▶ _WHAT NEEDS TO BE DONE_
Output each entry that follows exactly. Images stay out.

Raw records:
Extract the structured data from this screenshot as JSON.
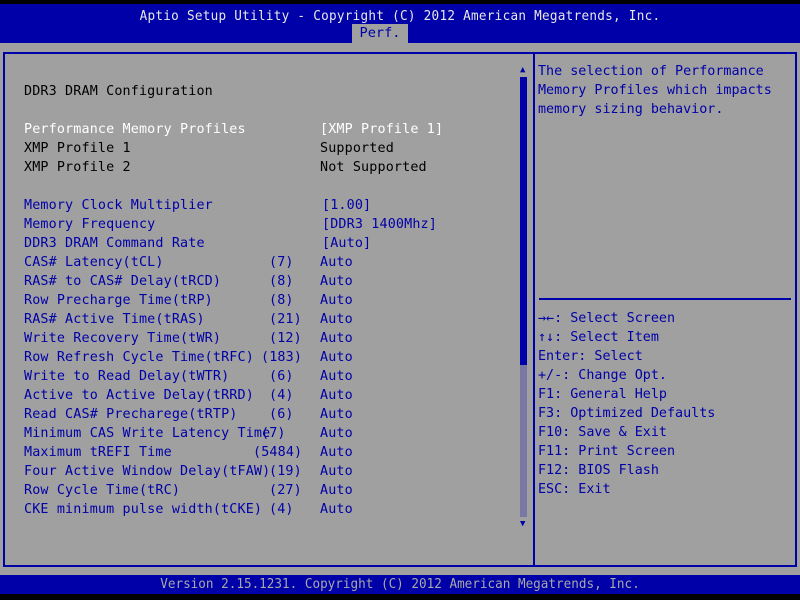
{
  "header": {
    "title": "Aptio Setup Utility - Copyright (C) 2012 American Megatrends, Inc.",
    "active_tab": "Perf."
  },
  "main": {
    "section_title": "DDR3 DRAM Configuration",
    "profile_rows": [
      {
        "label": "Performance Memory Profiles",
        "value": "[XMP Profile 1]",
        "selected": true
      },
      {
        "label": "XMP Profile 1",
        "value": "Supported"
      },
      {
        "label": "XMP Profile 2",
        "value": "Not Supported"
      }
    ],
    "settings": [
      {
        "label": "Memory Clock Multiplier",
        "current": "",
        "value": "[1.00]"
      },
      {
        "label": "Memory Frequency",
        "current": "",
        "value": "[DDR3 1400Mhz]"
      },
      {
        "label": "DDR3 DRAM Command Rate",
        "current": "",
        "value": "[Auto]"
      },
      {
        "label": "CAS# Latency(tCL)",
        "current": "(7)",
        "value": "Auto"
      },
      {
        "label": "RAS# to CAS# Delay(tRCD)",
        "current": "(8)",
        "value": "Auto"
      },
      {
        "label": "Row Precharge Time(tRP)",
        "current": "(8)",
        "value": "Auto"
      },
      {
        "label": "RAS# Active Time(tRAS)",
        "current": "(21)",
        "value": "Auto"
      },
      {
        "label": "Write Recovery Time(tWR)",
        "current": "(12)",
        "value": "Auto"
      },
      {
        "label": "Row Refresh Cycle Time(tRFC)",
        "current": "(183)",
        "value": "Auto"
      },
      {
        "label": "Write to Read Delay(tWTR)",
        "current": "(6)",
        "value": "Auto"
      },
      {
        "label": "Active to Active Delay(tRRD)",
        "current": "(4)",
        "value": "Auto"
      },
      {
        "label": "Read CAS# Precharege(tRTP)",
        "current": "(6)",
        "value": "Auto"
      },
      {
        "label": "Minimum CAS Write Latency Time",
        "current": "(7)",
        "value": "Auto"
      },
      {
        "label": "Maximum tREFI Time",
        "current": "(5484)",
        "value": "Auto"
      },
      {
        "label": "Four Active Window Delay(tFAW)",
        "current": "(19)",
        "value": "Auto"
      },
      {
        "label": "Row Cycle Time(tRC)",
        "current": "(27)",
        "value": "Auto"
      },
      {
        "label": "CKE minimum pulse width(tCKE)",
        "current": "(4)",
        "value": "Auto"
      }
    ],
    "scrollbar": {
      "thumb_fraction": 0.65,
      "position_fraction": 0.0
    }
  },
  "help": {
    "description": "The selection of Performance\nMemory Profiles which impacts\nmemory sizing behavior.",
    "keys": [
      "→←: Select Screen",
      "↑↓: Select Item",
      "Enter: Select",
      "+/-: Change Opt.",
      "F1: General Help",
      "F3: Optimized Defaults",
      "F10: Save & Exit",
      "F11: Print Screen",
      "F12: BIOS Flash",
      "ESC: Exit"
    ]
  },
  "footer": {
    "text": "Version 2.15.1231. Copyright (C) 2012 American Megatrends, Inc."
  },
  "colors": {
    "header_bg": "#0000a8",
    "body_bg": "#a0a0a0",
    "highlight": "#ffffff",
    "setting_text": "#0000a8"
  }
}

▶ _RESPONSE TO THIS EXERCISE_
Extract the structured data from this screenshot as JSON.
{
  "header": {
    "title": "Aptio Setup Utility - Copyright (C) 2012 American Megatrends, Inc.",
    "active_tab": "Perf."
  },
  "main": {
    "section_title": "DDR3 DRAM Configuration",
    "profile_rows": [
      {
        "label": "Performance Memory Profiles",
        "value": "[XMP Profile 1]",
        "selected": true
      },
      {
        "label": "XMP Profile 1",
        "value": "Supported"
      },
      {
        "label": "XMP Profile 2",
        "value": "Not Supported"
      }
    ],
    "settings": [
      {
        "label": "Memory Clock Multiplier",
        "current": "",
        "value": "[1.00]"
      },
      {
        "label": "Memory Frequency",
        "current": "",
        "value": "[DDR3 1400Mhz]"
      },
      {
        "label": "DDR3 DRAM Command Rate",
        "current": "",
        "value": "[Auto]"
      },
      {
        "label": "CAS# Latency(tCL)",
        "current": "(7)",
        "value": "Auto"
      },
      {
        "label": "RAS# to CAS# Delay(tRCD)",
        "current": "(8)",
        "value": "Auto"
      },
      {
        "label": "Row Precharge Time(tRP)",
        "current": "(8)",
        "value": "Auto"
      },
      {
        "label": "RAS# Active Time(tRAS)",
        "current": "(21)",
        "value": "Auto"
      },
      {
        "label": "Write Recovery Time(tWR)",
        "current": "(12)",
        "value": "Auto"
      },
      {
        "label": "Row Refresh Cycle Time(tRFC)",
        "current": "(183)",
        "value": "Auto"
      },
      {
        "label": "Write to Read Delay(tWTR)",
        "current": "(6)",
        "value": "Auto"
      },
      {
        "label": "Active to Active Delay(tRRD)",
        "current": "(4)",
        "value": "Auto"
      },
      {
        "label": "Read CAS# Precharege(tRTP)",
        "current": "(6)",
        "value": "Auto"
      },
      {
        "label": "Minimum CAS Write Latency Time",
        "current": "(7)",
        "value": "Auto"
      },
      {
        "label": "Maximum tREFI Time",
        "current": "(5484)",
        "value": "Auto"
      },
      {
        "label": "Four Active Window Delay(tFAW)",
        "current": "(19)",
        "value": "Auto"
      },
      {
        "label": "Row Cycle Time(tRC)",
        "current": "(27)",
        "value": "Auto"
      },
      {
        "label": "CKE minimum pulse width(tCKE)",
        "current": "(4)",
        "value": "Auto"
      }
    ],
    "scrollbar": {
      "thumb_fraction": 0.65,
      "position_fraction": 0.0
    }
  },
  "help": {
    "description": "The selection of Performance\nMemory Profiles which impacts\nmemory sizing behavior.",
    "keys": [
      "→←: Select Screen",
      "↑↓: Select Item",
      "Enter: Select",
      "+/-: Change Opt.",
      "F1: General Help",
      "F3: Optimized Defaults",
      "F10: Save & Exit",
      "F11: Print Screen",
      "F12: BIOS Flash",
      "ESC: Exit"
    ]
  },
  "footer": {
    "text": "Version 2.15.1231. Copyright (C) 2012 American Megatrends, Inc."
  },
  "colors": {
    "header_bg": "#0000a8",
    "body_bg": "#a0a0a0",
    "highlight": "#ffffff",
    "setting_text": "#0000a8"
  }
}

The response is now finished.